● Aim of the exercise
For each line of the data below that holds "números", copy the line.

● Records for processing
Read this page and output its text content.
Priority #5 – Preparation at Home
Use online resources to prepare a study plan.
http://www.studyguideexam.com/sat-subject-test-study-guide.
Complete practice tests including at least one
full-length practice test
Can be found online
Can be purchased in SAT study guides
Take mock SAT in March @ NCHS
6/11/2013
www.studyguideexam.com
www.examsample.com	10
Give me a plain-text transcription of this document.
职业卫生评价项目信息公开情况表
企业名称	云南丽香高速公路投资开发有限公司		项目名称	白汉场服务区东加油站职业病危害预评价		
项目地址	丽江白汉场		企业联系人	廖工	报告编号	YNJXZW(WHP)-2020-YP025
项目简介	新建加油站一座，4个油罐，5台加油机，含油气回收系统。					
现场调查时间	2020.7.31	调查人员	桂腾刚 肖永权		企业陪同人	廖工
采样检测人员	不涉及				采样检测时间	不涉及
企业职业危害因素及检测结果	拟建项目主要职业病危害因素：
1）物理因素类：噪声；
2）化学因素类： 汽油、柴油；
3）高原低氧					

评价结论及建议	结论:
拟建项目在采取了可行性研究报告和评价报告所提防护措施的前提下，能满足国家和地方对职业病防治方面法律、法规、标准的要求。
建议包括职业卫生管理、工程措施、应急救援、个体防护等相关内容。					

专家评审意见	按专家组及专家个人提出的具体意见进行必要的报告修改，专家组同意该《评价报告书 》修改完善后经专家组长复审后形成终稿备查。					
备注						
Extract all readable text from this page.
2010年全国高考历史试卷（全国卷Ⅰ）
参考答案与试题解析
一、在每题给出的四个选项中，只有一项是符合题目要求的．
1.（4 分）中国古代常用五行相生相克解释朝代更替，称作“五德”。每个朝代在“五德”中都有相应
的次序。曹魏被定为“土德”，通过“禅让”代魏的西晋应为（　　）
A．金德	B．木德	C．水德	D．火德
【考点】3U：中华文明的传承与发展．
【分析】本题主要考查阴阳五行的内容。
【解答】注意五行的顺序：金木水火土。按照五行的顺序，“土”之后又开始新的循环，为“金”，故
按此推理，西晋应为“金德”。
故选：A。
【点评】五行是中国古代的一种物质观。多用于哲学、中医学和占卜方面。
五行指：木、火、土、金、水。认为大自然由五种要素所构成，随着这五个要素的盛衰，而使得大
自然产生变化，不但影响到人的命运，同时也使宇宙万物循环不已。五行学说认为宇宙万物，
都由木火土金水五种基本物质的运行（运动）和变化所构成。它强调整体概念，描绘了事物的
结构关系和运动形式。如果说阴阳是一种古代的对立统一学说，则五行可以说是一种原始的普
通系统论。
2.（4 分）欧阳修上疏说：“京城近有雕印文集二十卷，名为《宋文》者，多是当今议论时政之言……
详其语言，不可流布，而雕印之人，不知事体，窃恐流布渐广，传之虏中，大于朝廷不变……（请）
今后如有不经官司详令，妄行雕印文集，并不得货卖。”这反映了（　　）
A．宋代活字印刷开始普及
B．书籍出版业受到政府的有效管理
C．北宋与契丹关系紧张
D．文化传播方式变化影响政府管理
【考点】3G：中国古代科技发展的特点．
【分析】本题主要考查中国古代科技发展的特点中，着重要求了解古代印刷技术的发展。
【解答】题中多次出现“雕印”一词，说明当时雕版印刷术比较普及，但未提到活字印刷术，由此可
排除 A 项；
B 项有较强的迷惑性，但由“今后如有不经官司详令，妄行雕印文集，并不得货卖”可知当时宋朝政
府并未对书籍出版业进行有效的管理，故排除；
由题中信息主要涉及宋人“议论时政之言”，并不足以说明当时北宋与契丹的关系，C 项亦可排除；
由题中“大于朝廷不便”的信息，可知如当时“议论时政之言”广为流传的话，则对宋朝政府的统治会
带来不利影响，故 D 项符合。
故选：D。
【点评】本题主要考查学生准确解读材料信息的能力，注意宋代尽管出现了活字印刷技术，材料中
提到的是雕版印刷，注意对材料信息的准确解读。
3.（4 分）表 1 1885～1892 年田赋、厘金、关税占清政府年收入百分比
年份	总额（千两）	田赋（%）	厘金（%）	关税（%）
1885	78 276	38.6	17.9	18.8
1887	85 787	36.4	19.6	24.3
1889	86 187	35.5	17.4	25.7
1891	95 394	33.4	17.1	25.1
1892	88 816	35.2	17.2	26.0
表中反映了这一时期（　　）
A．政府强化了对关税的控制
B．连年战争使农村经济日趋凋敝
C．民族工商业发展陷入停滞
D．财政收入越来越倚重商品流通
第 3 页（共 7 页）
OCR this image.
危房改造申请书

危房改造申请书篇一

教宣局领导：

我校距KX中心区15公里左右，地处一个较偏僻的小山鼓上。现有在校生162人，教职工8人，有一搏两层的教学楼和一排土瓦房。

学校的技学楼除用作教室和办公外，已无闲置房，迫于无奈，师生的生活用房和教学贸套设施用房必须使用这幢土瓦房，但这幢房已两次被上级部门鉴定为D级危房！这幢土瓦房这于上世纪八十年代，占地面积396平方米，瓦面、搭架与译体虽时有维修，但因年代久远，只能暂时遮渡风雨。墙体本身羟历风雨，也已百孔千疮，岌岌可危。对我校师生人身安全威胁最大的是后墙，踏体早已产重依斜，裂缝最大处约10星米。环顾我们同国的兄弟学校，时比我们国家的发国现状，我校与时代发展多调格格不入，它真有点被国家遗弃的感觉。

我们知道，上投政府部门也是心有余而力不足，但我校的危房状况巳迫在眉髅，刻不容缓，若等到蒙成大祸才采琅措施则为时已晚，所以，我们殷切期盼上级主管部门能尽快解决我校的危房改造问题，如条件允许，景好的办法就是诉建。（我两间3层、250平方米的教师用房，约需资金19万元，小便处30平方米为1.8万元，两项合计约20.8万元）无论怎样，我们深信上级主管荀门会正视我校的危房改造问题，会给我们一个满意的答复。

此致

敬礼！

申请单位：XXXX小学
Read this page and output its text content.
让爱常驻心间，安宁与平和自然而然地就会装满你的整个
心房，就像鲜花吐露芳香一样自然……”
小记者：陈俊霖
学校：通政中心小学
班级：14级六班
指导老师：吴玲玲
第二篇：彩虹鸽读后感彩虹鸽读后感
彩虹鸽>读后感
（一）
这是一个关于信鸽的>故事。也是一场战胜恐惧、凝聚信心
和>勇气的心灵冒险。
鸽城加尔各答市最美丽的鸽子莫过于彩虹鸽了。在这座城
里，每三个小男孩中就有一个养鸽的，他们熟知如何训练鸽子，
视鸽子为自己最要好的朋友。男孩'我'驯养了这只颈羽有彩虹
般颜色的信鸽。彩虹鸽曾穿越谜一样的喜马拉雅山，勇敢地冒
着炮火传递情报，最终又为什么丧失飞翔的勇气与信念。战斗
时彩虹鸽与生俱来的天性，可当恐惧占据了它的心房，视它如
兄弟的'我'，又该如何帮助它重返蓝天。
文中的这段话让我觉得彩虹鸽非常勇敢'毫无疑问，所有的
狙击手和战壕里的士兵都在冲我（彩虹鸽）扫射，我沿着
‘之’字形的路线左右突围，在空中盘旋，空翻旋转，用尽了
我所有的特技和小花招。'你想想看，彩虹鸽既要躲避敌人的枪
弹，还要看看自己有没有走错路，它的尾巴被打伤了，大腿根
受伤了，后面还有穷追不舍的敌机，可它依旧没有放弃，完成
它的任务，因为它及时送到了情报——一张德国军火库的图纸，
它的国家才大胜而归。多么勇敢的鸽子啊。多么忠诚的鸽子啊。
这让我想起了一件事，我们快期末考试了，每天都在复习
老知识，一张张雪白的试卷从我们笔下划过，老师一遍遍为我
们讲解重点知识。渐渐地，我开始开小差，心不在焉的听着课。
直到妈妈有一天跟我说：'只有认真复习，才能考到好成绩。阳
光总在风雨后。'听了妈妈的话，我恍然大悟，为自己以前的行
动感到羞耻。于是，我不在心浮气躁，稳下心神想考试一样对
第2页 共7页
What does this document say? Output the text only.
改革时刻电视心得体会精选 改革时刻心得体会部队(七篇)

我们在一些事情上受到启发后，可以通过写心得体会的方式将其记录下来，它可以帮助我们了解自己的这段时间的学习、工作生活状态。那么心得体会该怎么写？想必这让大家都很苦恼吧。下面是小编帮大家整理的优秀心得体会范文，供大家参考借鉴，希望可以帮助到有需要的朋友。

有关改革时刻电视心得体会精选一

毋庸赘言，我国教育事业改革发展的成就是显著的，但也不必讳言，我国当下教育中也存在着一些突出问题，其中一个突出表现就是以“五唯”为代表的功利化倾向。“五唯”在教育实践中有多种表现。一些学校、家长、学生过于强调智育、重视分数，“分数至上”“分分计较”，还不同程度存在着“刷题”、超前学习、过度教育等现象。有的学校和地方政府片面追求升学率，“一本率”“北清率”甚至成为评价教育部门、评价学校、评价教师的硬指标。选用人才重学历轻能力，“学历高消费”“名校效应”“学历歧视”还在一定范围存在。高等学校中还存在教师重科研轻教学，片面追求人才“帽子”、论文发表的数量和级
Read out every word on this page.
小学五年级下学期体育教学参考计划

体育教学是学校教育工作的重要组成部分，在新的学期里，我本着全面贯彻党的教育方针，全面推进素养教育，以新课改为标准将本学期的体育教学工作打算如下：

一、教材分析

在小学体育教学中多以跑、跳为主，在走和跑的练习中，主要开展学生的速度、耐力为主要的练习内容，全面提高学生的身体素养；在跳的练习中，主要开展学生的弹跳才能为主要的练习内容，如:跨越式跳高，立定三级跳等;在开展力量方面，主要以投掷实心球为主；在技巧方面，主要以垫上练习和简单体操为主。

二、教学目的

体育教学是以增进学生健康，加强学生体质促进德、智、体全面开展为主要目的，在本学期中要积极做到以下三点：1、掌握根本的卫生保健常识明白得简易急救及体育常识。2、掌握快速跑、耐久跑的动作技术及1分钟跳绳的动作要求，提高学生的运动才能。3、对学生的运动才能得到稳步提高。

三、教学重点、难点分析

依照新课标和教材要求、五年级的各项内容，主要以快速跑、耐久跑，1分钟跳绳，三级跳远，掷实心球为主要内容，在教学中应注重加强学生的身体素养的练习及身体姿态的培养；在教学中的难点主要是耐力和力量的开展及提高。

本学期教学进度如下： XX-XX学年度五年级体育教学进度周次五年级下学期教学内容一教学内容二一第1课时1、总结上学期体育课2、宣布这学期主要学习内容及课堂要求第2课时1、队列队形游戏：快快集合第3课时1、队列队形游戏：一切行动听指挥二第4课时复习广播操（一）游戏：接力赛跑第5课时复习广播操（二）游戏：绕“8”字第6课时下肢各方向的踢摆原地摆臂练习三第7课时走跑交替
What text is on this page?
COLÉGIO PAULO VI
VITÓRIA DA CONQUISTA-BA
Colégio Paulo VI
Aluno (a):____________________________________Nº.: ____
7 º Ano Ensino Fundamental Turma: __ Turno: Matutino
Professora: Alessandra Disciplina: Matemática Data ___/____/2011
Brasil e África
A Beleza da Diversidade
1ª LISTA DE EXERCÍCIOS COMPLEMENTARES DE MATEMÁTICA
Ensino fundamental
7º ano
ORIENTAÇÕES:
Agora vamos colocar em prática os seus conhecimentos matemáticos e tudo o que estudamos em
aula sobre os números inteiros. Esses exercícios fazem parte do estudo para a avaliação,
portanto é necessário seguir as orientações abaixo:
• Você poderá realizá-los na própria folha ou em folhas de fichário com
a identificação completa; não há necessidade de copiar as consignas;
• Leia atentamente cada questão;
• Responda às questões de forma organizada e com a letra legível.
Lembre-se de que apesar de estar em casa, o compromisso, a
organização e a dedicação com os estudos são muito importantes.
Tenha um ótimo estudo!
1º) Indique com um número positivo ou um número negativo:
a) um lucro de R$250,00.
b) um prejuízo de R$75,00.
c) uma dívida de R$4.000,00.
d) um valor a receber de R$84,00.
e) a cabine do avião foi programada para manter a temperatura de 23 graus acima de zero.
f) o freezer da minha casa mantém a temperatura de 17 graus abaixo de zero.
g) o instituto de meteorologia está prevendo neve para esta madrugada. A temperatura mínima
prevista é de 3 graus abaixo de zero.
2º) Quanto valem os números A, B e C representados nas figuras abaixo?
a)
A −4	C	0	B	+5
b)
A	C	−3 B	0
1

● Worked answer
aula sobre os números inteiros. Esses exercícios fazem parte do estudo para a avaliação,
2º) Quanto valem os números A, B e C representados nas figuras abaixo?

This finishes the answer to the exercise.